### [SOURCE EXCERPT]
━━━━━━
1.2 Searching for meteorites in Antarctica

Wednesday, September 30th, 12:00 CET

Antarctica represents a unique continent. It is the windiest, coldest, driest, highest continent on earth. Also, it is an ideal place to find meteorites. The speaker was lucky enough to be part of the Antarctic Search for Meteorites (ANSMET) mission, which is a cooperative effort by NASA, the U.S. National Science Foundation, and the Smithsonian Institution. During his presentation, the students will learn about the difficulties to be in Antarctica, the passion for searching the rocks formed during the early Solar system, the motivation to wait until the dream of a scientist (himself) came true (selection for ANSMET). They will learn how the study of meteorites helps us to understand the processes form the different components within our solar system, and how they really evolved through time. The participants will learn what a meteorite is, and which are the primary features to look at, in order to identify their extra-terrestrial origin. Finally, the students will have the chance to look (unfortunately through their screens) at real meteorites.


  • Pr. Ioannis Baziotis, Agricultural University of Athens. Ioannis Baziotis is mineralogist-petrologist, studying a variety of rocks, both of terrestrial and extra-terrestrial origin. I.B. is assistant professor at the Agricultural University of Athens, with numerous International collaborations, published works, and dissemination activities. He is the only Greek who participated, in the highly prestigious –NASA-funded– mission, Antarctic Search for Meteorites (ANSMET).

1.3 A walk on the moon

Wednesday, September 30th, 13:00 CET

How much is it possible to stay in a lodge on the Moon? In how many years will tourist trips be possible on our natural satellite? The talk presents the latest developments in research and technology in the field of planetary exploration, with an emphasis on the colonization of the Moon. At the same time, it raises questions about the philosophical and existential issues that accompany such an endeavor, while at the same time raising questions about the future of space travel, the future of humanity, the cost of missions and the knowledge that humanity will gain from space research.
━━━━━━
### [GIVEN DATA]

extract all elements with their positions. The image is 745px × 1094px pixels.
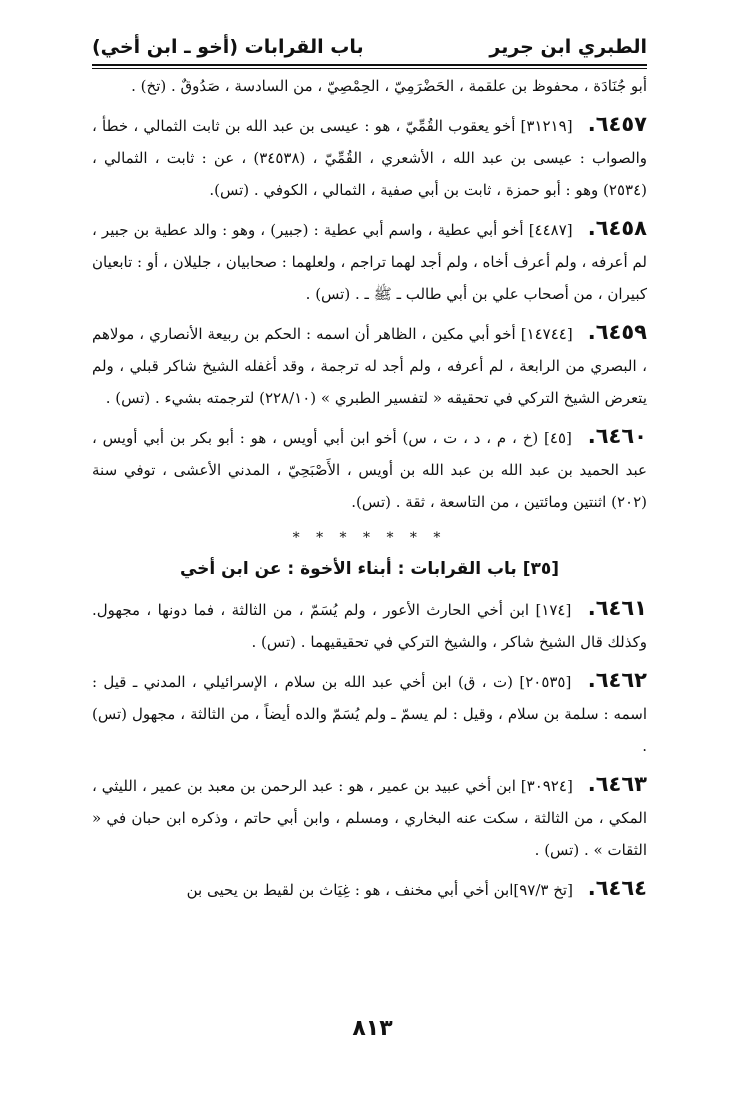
━━━━━━
### [WORK TO COMPLETE]
In the talk descriptions on meteorites and the Moon, which three organizations cooperate in the Antarctic Search for Meteorites (ANSMET) mission?

### [SOLUTION TO THIS EXERCISE]
NASA, the U.S. National Science Foundation, and the Smithsonian Institution.